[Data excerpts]
===

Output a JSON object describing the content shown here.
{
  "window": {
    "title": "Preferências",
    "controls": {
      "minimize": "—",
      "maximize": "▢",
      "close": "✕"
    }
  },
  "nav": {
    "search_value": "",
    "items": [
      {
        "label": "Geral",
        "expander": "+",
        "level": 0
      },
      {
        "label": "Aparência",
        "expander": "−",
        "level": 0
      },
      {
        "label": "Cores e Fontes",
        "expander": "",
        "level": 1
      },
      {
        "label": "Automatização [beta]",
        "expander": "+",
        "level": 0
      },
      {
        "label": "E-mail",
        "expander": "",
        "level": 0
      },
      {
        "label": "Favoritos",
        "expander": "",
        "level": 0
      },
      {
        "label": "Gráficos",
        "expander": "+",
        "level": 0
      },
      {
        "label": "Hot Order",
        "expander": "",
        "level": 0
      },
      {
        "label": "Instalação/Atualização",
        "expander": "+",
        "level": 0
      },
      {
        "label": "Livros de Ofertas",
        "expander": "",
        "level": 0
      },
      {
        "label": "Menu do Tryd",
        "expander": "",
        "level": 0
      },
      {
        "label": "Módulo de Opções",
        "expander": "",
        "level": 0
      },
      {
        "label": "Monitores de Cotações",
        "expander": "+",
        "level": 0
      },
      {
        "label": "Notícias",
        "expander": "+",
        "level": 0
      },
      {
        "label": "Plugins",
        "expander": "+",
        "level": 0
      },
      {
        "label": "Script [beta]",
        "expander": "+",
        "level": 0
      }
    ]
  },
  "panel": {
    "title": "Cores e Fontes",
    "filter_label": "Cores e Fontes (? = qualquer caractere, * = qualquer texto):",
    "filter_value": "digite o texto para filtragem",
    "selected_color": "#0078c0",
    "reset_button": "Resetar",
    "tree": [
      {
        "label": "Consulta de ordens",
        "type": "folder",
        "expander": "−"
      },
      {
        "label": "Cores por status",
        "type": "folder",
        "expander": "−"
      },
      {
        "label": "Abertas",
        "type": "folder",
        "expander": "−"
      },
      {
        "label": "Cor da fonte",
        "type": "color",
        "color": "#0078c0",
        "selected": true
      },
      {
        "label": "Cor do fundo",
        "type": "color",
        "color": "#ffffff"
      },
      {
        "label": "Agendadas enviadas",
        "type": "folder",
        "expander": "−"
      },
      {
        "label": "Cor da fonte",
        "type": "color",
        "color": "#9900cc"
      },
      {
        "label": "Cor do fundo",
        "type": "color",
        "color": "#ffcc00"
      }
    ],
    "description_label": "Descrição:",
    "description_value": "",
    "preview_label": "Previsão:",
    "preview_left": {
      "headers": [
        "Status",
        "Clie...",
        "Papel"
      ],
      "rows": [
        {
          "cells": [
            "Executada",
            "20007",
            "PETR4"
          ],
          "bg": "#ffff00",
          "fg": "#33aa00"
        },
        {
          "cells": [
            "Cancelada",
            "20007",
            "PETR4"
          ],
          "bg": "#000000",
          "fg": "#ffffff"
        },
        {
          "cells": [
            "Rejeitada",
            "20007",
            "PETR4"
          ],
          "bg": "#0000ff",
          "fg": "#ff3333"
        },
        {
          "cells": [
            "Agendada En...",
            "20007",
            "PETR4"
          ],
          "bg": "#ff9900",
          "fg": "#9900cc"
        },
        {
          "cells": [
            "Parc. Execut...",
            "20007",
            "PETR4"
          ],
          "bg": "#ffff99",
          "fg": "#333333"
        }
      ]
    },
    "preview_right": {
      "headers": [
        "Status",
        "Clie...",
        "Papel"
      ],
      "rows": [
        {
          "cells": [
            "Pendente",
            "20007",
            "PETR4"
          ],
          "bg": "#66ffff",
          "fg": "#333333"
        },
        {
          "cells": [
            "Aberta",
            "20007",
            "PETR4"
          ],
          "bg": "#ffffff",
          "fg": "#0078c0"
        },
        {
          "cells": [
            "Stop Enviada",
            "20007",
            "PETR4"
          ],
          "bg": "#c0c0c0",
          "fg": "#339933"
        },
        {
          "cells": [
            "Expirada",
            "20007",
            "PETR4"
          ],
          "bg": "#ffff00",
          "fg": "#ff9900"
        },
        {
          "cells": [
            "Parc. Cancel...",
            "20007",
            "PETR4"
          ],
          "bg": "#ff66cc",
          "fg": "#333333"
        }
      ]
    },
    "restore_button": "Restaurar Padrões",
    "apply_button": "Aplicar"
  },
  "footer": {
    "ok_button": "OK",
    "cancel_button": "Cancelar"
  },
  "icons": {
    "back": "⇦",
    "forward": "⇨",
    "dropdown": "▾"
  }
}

===

◆ YOUR OBJECTIVE ◆
Count every line in the data where the string "Cores" occurs. Give nothing except the number.

◆ WORKED SOLUTION ◆
4